▶ **Task objective**
Wherever the word "società" appears in the entries, copy the whole line.

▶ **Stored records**
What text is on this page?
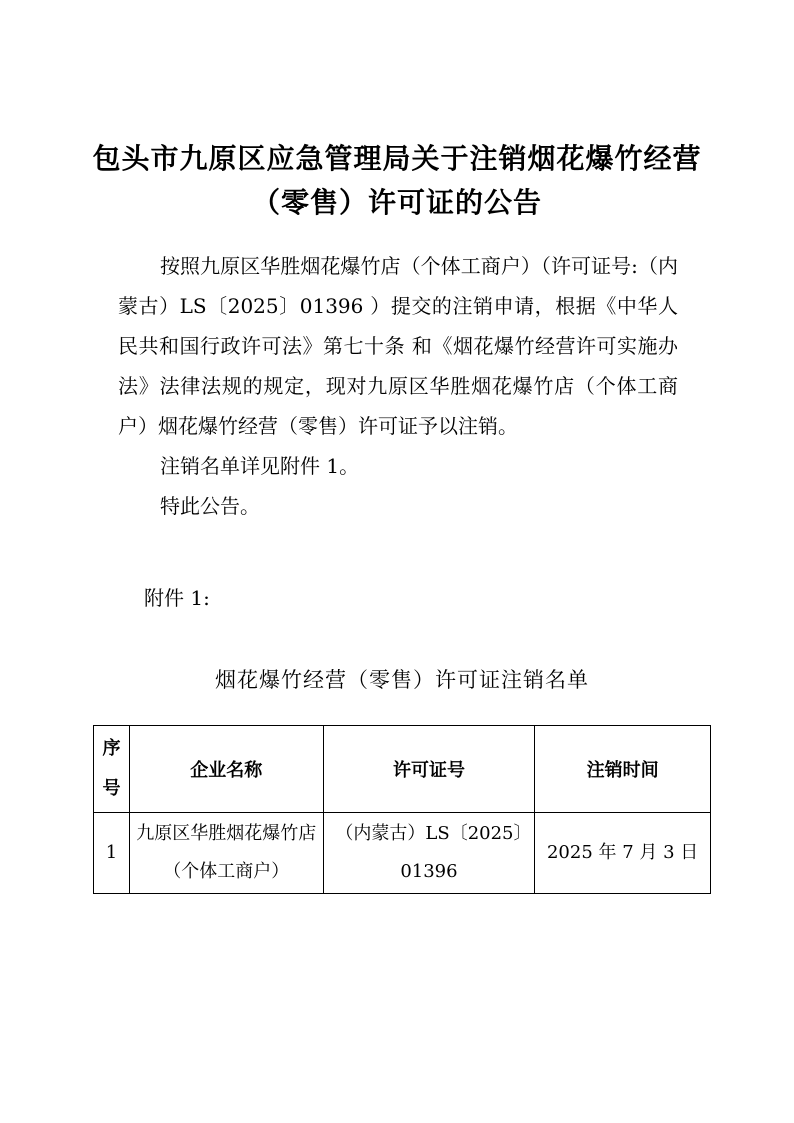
包头市九原区应急管理局关于注销烟花爆竹经营（零售）许可证的公告

按照九原区华胜烟花爆竹店（个体工商户）（许可证号:（内蒙古）LS〔2025〕01396 ）提交的注销申请，根据《中华人民共和国行政许可法》第七十条 和《烟花爆竹经营许可实施办法》法律法规的规定，现对九原区华胜烟花爆竹店（个体工商户）烟花爆竹经营（零售）许可证予以注销。

注销名单详见附件 1。

特此公告。

附件 1:
烟花爆竹经营（零售）许可证注销名单
序号	企业名称	许可证号	注销时间
1	九原区华胜烟花爆竹店（个体工商户）	（内蒙古）LS〔2025〕01396	2025 年 7 月 3 日
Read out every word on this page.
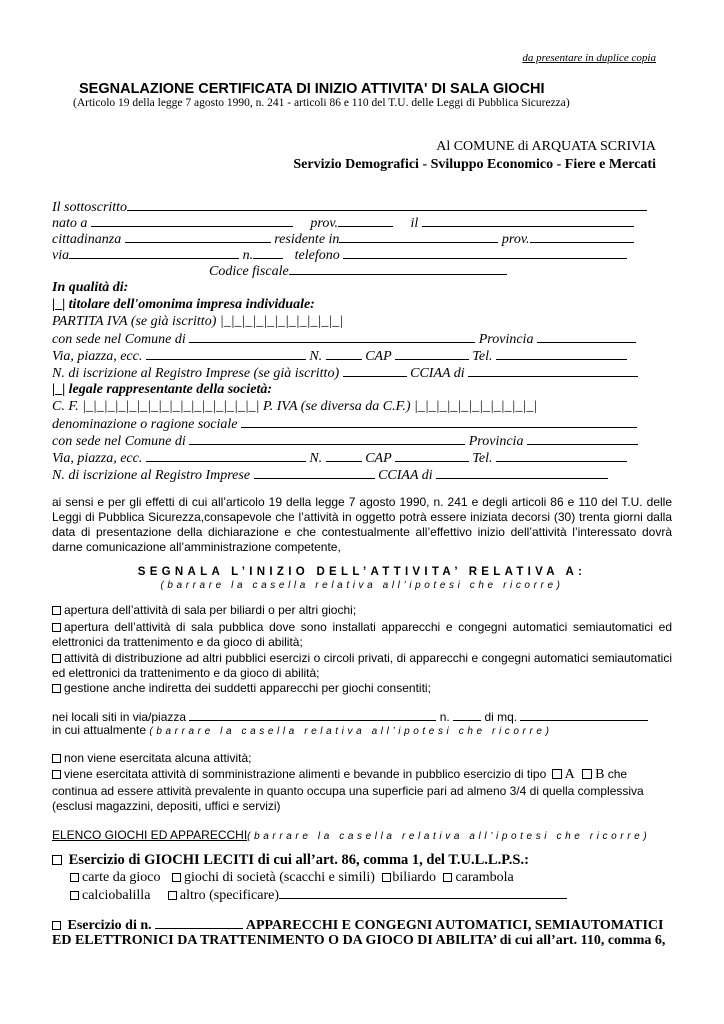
da presentare in duplice copia
SEGNALAZIONE CERTIFICATA DI INIZIO ATTIVITA' DI SALA GIOCHI
(Articolo 19 della legge 7 agosto 1990, n. 241 - articoli 86 e 110 del T.U. delle Leggi di Pubblica Sicurezza)
Al COMUNE di ARQUATA SCRIVIA
Servizio Demografici - Sviluppo Economico - Fiere e Mercati
Il sottoscritto
nato a	prov.	il
cittadinanza	residente in	prov.
via	n.	telefono
Codice fiscale
In qualità di:
|_| titolare dell'omonima impresa individuale:
PARTITA IVA (se già iscritto) |_|_|_|_|_|_|_|_|_|_|_|
con sede nel Comune di	Provincia
Via, piazza, ecc.	N.	CAP	Tel.
N. di iscrizione al Registro Imprese (se già iscritto)	CCIAA di
|_| legale rappresentante della società:
C. F. |_|_|_|_|_|_|_|_|_|_|_|_|_|_|_|_| P. IVA (se diversa da C.F.) |_|_|_|_|_|_|_|_|_|_|_|
denominazione o ragione sociale
con sede nel Comune di	Provincia
Via, piazza, ecc.	N.	CAP	Tel.
N. di iscrizione al Registro Imprese	CCIAA di
ai sensi e per gli effetti di cui all’articolo 19 della legge 7 agosto 1990, n. 241 e degli articoli 86 e 110 del T.U. delle Leggi di Pubblica Sicurezza,consapevole che l’attività in oggetto potrà essere iniziata decorsi (30) trenta giorni dalla data di presentazione della dichiarazione e che contestualmente all’effettivo inizio dell’attività l’interessato dovrà darne comunicazione all’amministrazione competente,
SEGNALA L’INIZIO DELL’ATTIVITA’ RELATIVA A:
(barrare la casella relativa all’ipotesi che ricorre)
apertura dell’attività di sala per biliardi o per altri giochi;
apertura dell’attività di sala pubblica dove sono installati apparecchi e congegni automatici semiautomatici ed elettronici da trattenimento e da gioco di abilità;
attività di distribuzione ad altri pubblici esercizi o circoli privati, di apparecchi e congegni automatici semiautomatici ed elettronici da trattenimento e da gioco di abilità;
gestione anche indiretta dei suddetti apparecchi per giochi consentiti;
nei locali siti in via/piazza	n.	di mq.
in cui attualmente (barrare la casella relativa all’ipotesi che ricorre)
non viene esercitata alcuna attività;
viene esercitata attività di somministrazione alimenti e bevande in pubblico esercizio di tipo A B che
continua ad essere attività prevalente in quanto occupa una superficie pari ad almeno 3/4 di quella complessiva
(esclusi magazzini, depositi, uffici e servizi)
ELENCO GIOCHI ED APPARECCHI(barrare la casella relativa all’ipotesi che ricorre)
Esercizio di GIOCHI LECITI di cui all’art. 86, comma 1, del T.U.L.L.P.S.:
carte da gioco giochi di società (scacchi e simili) biliardo carambola
calciobalilla altro (specificare)
Esercizio di n.	APPARECCHI E CONGEGNI AUTOMATICI, SEMIAUTOMATICI
ED ELETTRONICI DA TRATTENIMENTO O DA GIOCO DI ABILITA’ di cui all’art. 110, comma 6,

▶ **Exercise response**
|_| legale rappresentante della società:
carte da gioco giochi di società (scacchi e simili) biliardo carambola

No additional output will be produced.